[PROBLEM TO SOLVE]: Nothing but the exact text of the entries should appear in your answer; pictures stay out.

[RECORD EXCERPTS]:
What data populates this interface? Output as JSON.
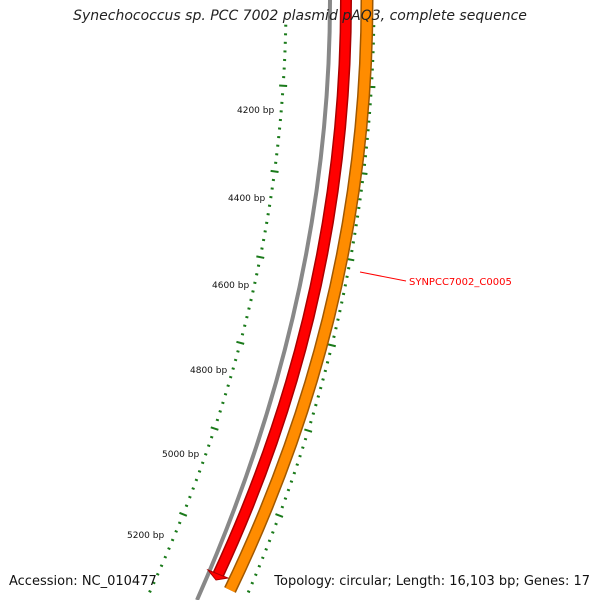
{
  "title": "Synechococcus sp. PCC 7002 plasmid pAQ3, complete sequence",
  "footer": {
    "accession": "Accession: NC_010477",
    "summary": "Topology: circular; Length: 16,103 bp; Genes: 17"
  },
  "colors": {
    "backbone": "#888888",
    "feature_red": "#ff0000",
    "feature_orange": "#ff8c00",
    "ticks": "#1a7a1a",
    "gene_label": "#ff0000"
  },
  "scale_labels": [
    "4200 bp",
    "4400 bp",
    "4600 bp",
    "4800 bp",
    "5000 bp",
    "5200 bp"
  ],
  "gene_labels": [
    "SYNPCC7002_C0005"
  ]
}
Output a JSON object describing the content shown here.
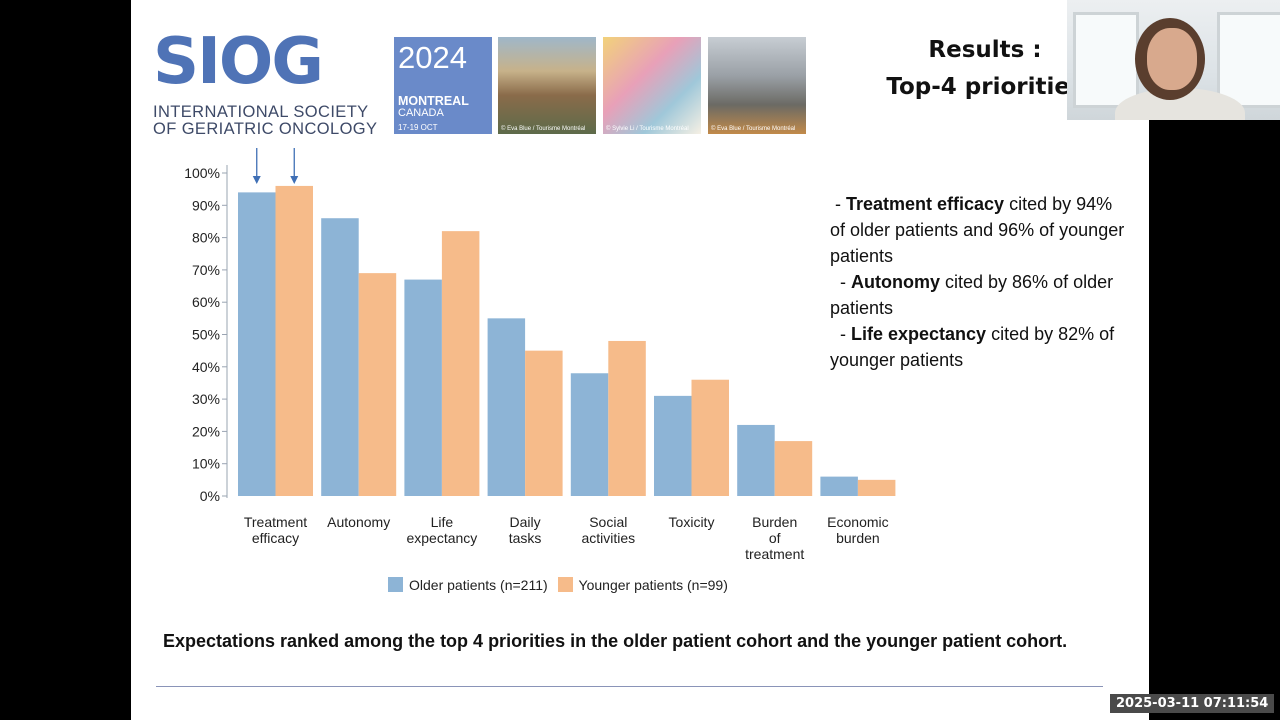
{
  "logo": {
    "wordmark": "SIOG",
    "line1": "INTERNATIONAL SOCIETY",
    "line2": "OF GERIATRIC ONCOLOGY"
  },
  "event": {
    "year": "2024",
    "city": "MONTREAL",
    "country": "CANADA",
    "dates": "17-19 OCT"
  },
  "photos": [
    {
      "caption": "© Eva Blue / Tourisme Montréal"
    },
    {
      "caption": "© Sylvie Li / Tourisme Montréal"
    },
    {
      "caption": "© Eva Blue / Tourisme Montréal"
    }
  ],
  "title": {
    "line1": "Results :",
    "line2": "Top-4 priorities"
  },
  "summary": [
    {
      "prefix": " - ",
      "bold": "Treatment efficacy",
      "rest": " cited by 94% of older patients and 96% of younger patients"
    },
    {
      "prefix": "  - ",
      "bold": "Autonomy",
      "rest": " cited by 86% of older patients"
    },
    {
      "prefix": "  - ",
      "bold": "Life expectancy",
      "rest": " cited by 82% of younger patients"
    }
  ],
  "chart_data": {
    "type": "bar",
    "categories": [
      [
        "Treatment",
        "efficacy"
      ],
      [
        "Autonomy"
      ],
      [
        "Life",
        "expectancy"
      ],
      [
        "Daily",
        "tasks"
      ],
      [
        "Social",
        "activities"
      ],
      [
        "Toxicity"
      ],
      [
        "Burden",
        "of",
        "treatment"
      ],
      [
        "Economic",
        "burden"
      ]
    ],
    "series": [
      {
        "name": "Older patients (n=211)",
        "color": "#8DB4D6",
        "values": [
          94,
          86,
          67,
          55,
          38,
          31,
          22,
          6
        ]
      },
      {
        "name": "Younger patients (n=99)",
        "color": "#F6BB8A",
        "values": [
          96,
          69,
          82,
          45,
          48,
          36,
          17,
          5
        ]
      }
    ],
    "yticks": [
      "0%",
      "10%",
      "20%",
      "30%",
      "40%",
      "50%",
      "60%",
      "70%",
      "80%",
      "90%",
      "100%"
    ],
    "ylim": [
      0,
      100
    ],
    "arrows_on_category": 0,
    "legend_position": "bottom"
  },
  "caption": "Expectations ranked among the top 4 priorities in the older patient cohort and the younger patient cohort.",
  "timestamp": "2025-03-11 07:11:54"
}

[EXERCISE RESULT]:
What data populates this interface? Output as JSON.
{
  "title": "Synechococcus sp. PCC 7002 plasmid pAQ3, complete sequence",
  "footer": {
    "accession": "Accession: NC_010477",
    "summary": "Topology: circular; Length: 16,103 bp; Genes: 17"
  },
  "colors": {
    "backbone": "#888888",
    "feature_red": "#ff0000",
    "feature_orange": "#ff8c00",
    "ticks": "#1a7a1a",
    "gene_label": "#ff0000"
  },
  "scale_labels": [
    "4200 bp",
    "4400 bp",
    "4600 bp",
    "4800 bp",
    "5000 bp",
    "5200 bp"
  ],
  "gene_labels": [
    "SYNPCC7002_C0005"
  ]
}
Output a JSON object describing the content shown here.
{
  "logo": {
    "wordmark": "SIOG",
    "line1": "INTERNATIONAL SOCIETY",
    "line2": "OF GERIATRIC ONCOLOGY"
  },
  "event": {
    "year": "2024",
    "city": "MONTREAL",
    "country": "CANADA",
    "dates": "17-19 OCT"
  },
  "photos": [
    {
      "caption": "© Eva Blue / Tourisme Montréal"
    },
    {
      "caption": "© Sylvie Li / Tourisme Montréal"
    },
    {
      "caption": "© Eva Blue / Tourisme Montréal"
    }
  ],
  "title": {
    "line1": "Results :",
    "line2": "Top-4 priorities"
  },
  "summary": [
    {
      "prefix": " - ",
      "bold": "Treatment efficacy",
      "rest": " cited by 94% of older patients and 96% of younger patients"
    },
    {
      "prefix": "  - ",
      "bold": "Autonomy",
      "rest": " cited by 86% of older patients"
    },
    {
      "prefix": "  - ",
      "bold": "Life expectancy",
      "rest": " cited by 82% of younger patients"
    }
  ],
  "chart_data": {
    "type": "bar",
    "categories": [
      [
        "Treatment",
        "efficacy"
      ],
      [
        "Autonomy"
      ],
      [
        "Life",
        "expectancy"
      ],
      [
        "Daily",
        "tasks"
      ],
      [
        "Social",
        "activities"
      ],
      [
        "Toxicity"
      ],
      [
        "Burden",
        "of",
        "treatment"
      ],
      [
        "Economic",
        "burden"
      ]
    ],
    "series": [
      {
        "name": "Older patients (n=211)",
        "color": "#8DB4D6",
        "values": [
          94,
          86,
          67,
          55,
          38,
          31,
          22,
          6
        ]
      },
      {
        "name": "Younger patients (n=99)",
        "color": "#F6BB8A",
        "values": [
          96,
          69,
          82,
          45,
          48,
          36,
          17,
          5
        ]
      }
    ],
    "yticks": [
      "0%",
      "10%",
      "20%",
      "30%",
      "40%",
      "50%",
      "60%",
      "70%",
      "80%",
      "90%",
      "100%"
    ],
    "ylim": [
      0,
      100
    ],
    "arrows_on_category": 0,
    "legend_position": "bottom"
  },
  "caption": "Expectations ranked among the top 4 priorities in the older patient cohort and the younger patient cohort.",
  "timestamp": "2025-03-11 07:11:54"
}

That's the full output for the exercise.